Given entries –
★ ★ ★ ★

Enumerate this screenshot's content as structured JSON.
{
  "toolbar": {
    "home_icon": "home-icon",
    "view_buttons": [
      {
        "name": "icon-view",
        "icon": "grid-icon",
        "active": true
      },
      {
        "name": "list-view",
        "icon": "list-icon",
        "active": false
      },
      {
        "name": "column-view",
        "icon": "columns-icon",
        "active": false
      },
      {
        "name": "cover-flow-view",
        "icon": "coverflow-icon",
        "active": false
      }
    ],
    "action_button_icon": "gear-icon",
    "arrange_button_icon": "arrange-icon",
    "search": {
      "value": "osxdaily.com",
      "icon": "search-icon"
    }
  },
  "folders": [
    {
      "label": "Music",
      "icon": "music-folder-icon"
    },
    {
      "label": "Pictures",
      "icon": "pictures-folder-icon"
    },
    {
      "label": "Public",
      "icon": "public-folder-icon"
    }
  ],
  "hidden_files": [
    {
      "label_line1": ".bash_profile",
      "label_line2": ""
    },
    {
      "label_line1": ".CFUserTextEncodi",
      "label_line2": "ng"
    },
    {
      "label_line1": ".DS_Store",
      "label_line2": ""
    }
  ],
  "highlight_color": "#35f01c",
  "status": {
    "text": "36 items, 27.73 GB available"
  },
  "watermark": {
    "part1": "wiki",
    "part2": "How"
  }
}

★ ★ ★ ★

Among the lines above, count those containing the word "icon" and give nothing but the result.

12